Count every line that has "anders" in it and give the total, nothing more.

** BEGIN **

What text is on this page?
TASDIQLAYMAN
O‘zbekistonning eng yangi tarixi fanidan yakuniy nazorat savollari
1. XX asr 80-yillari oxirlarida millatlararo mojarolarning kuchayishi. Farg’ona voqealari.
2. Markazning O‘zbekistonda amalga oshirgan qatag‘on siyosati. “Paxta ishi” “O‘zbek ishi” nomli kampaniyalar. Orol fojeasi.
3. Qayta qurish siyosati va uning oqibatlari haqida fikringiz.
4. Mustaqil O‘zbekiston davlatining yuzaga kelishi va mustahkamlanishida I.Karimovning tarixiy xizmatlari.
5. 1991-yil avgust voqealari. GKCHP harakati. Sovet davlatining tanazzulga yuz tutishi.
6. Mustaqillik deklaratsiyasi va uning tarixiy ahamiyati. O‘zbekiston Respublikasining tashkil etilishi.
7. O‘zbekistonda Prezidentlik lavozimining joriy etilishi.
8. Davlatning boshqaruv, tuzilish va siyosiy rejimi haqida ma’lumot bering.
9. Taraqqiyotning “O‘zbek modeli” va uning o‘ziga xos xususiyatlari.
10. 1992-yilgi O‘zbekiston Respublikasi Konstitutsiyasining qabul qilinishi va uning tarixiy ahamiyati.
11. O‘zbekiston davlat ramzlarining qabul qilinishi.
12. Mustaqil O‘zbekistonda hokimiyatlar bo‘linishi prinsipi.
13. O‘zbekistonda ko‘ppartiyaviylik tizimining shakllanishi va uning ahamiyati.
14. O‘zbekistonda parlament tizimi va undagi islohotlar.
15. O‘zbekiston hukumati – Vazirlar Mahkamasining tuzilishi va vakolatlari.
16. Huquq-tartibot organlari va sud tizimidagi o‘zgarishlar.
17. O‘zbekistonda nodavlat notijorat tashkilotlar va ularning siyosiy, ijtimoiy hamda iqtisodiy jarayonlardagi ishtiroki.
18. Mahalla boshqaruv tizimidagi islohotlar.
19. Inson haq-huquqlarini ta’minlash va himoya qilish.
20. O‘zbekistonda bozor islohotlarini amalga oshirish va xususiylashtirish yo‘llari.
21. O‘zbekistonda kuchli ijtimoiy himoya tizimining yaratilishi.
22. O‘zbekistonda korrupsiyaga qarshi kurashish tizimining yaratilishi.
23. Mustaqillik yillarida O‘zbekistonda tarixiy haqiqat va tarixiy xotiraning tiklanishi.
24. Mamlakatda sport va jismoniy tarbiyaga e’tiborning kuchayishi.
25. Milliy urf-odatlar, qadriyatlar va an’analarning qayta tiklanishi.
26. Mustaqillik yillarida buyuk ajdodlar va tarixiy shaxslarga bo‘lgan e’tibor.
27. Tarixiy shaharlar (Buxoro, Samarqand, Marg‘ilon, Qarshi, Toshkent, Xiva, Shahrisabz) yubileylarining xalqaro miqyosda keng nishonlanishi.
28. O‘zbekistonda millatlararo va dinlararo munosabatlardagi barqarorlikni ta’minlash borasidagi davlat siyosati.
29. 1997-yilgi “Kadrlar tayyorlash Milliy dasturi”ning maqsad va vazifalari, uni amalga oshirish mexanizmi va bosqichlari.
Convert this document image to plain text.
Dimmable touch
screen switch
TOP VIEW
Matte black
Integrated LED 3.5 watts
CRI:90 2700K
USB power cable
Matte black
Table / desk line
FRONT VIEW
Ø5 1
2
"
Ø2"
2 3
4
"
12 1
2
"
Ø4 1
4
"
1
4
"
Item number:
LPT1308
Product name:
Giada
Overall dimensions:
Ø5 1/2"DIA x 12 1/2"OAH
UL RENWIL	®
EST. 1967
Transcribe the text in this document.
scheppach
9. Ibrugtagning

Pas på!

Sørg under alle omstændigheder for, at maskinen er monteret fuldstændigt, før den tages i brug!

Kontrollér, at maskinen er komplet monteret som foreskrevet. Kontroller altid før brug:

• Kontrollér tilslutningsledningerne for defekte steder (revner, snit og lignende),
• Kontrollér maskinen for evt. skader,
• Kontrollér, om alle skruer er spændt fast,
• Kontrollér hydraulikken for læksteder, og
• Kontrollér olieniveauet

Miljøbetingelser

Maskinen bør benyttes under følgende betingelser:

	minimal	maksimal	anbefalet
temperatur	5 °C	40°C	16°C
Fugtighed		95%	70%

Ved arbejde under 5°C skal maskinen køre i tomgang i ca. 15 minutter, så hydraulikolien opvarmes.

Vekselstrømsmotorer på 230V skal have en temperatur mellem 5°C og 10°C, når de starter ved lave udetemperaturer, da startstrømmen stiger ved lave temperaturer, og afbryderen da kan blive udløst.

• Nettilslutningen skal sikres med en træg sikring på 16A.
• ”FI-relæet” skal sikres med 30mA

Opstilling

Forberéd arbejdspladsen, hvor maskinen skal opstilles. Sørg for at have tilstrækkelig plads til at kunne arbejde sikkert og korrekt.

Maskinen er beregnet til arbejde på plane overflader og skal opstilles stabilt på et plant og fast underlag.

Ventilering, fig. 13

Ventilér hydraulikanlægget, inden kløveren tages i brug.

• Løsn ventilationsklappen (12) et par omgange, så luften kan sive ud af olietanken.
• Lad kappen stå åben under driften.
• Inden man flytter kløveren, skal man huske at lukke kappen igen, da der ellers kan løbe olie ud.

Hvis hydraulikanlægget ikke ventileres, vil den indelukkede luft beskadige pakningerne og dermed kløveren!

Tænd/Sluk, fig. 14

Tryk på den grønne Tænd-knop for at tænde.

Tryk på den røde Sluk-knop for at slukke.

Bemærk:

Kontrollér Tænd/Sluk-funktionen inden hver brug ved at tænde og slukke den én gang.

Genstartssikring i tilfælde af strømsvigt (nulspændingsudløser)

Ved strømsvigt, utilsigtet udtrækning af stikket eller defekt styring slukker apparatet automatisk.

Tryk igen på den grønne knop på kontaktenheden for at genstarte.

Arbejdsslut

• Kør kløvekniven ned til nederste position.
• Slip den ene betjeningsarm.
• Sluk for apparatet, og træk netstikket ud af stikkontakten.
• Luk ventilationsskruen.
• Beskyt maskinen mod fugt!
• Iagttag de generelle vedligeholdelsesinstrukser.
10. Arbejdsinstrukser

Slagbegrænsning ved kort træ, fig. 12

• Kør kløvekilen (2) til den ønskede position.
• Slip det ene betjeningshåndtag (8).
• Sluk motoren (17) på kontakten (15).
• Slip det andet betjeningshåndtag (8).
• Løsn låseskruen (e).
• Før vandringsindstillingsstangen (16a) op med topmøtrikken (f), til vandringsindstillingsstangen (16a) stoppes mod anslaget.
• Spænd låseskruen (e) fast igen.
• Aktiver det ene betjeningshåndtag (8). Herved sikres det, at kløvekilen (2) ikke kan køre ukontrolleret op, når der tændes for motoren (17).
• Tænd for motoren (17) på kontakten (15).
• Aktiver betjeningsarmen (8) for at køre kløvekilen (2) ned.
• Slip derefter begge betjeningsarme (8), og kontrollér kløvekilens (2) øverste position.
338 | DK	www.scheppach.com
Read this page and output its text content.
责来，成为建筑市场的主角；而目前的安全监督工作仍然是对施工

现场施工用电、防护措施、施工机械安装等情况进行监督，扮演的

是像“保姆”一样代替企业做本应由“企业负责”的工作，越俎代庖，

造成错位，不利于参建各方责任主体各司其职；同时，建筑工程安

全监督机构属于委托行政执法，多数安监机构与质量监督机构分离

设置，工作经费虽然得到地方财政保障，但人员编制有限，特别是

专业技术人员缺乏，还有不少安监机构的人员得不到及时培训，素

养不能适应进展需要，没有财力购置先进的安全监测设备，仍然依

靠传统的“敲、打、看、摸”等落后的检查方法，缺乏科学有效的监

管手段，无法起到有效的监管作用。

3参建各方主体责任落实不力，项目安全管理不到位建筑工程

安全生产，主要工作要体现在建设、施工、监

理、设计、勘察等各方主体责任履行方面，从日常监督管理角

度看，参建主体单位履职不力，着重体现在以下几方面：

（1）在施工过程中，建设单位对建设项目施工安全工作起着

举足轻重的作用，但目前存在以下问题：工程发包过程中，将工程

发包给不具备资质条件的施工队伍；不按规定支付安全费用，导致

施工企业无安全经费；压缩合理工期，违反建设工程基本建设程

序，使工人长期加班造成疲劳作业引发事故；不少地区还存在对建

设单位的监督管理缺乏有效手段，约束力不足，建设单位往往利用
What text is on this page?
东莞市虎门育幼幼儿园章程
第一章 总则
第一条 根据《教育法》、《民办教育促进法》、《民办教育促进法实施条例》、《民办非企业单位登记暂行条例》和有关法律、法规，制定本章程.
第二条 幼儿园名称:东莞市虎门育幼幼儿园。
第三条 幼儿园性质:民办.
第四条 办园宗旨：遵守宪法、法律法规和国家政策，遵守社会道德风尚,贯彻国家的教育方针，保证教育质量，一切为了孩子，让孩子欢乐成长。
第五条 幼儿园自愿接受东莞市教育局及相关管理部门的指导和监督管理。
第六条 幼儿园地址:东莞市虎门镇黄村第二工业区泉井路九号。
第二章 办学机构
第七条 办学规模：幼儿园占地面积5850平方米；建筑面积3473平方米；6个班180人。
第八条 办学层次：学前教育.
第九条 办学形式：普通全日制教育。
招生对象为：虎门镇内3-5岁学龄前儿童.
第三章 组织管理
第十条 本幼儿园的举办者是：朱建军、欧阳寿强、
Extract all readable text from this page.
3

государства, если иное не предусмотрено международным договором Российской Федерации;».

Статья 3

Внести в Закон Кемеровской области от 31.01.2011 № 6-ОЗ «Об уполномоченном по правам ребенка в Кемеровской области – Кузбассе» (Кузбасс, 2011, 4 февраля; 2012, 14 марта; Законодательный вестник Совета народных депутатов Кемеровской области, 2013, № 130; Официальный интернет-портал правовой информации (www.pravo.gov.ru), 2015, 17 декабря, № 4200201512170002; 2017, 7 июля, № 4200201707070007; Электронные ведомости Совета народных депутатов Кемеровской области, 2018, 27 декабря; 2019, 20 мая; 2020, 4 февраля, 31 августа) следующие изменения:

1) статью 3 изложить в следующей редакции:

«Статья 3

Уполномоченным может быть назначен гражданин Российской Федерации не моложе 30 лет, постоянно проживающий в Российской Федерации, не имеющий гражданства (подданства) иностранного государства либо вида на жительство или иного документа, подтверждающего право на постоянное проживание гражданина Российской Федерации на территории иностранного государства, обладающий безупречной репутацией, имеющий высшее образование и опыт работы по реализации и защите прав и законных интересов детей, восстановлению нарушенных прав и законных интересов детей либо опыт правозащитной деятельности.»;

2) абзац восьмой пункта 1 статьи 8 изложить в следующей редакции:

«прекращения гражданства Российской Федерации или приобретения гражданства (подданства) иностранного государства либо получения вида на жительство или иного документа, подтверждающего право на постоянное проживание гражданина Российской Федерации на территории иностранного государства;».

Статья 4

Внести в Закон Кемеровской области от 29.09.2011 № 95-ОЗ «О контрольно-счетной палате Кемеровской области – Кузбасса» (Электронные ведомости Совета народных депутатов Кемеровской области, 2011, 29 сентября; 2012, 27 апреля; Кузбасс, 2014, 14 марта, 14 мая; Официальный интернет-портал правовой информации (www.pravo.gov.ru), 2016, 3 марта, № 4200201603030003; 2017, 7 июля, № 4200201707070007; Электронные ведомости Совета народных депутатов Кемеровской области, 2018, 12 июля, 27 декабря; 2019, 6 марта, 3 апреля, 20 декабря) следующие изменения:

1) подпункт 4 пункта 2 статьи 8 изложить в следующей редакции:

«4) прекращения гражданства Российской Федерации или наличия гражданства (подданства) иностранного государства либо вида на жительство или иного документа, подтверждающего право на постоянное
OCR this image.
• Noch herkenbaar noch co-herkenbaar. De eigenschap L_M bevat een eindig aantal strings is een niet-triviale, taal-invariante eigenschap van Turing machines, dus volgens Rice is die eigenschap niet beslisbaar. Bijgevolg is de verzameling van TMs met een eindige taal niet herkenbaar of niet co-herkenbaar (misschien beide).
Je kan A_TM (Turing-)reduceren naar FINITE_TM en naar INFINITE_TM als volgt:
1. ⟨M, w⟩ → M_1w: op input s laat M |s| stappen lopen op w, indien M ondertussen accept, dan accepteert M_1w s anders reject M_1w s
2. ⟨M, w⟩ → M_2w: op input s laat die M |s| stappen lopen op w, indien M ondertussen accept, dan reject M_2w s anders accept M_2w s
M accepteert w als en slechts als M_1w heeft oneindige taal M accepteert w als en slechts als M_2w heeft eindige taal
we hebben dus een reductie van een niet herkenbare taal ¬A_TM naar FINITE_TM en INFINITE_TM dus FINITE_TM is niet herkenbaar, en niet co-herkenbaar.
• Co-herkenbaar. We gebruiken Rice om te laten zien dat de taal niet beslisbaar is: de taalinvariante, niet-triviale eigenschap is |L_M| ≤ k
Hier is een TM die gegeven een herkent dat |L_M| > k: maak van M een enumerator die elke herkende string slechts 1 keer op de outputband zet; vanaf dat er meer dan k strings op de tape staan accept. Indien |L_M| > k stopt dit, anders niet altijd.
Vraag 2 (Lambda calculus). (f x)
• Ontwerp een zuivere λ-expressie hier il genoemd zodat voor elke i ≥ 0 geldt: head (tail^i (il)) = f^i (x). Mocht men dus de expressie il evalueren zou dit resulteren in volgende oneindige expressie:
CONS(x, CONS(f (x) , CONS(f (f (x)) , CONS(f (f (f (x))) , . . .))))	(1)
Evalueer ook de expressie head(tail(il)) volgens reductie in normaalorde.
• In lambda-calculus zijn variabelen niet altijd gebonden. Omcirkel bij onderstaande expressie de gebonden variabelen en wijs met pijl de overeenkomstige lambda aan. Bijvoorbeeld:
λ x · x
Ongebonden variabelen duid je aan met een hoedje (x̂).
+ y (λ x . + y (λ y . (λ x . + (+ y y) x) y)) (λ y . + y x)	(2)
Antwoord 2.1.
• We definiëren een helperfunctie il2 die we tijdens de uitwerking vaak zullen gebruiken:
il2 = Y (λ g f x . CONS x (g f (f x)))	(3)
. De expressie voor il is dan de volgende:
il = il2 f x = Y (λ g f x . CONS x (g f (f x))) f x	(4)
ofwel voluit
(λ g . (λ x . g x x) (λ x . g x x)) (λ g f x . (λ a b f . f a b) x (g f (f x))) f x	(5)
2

** END **

> [Reply]:
3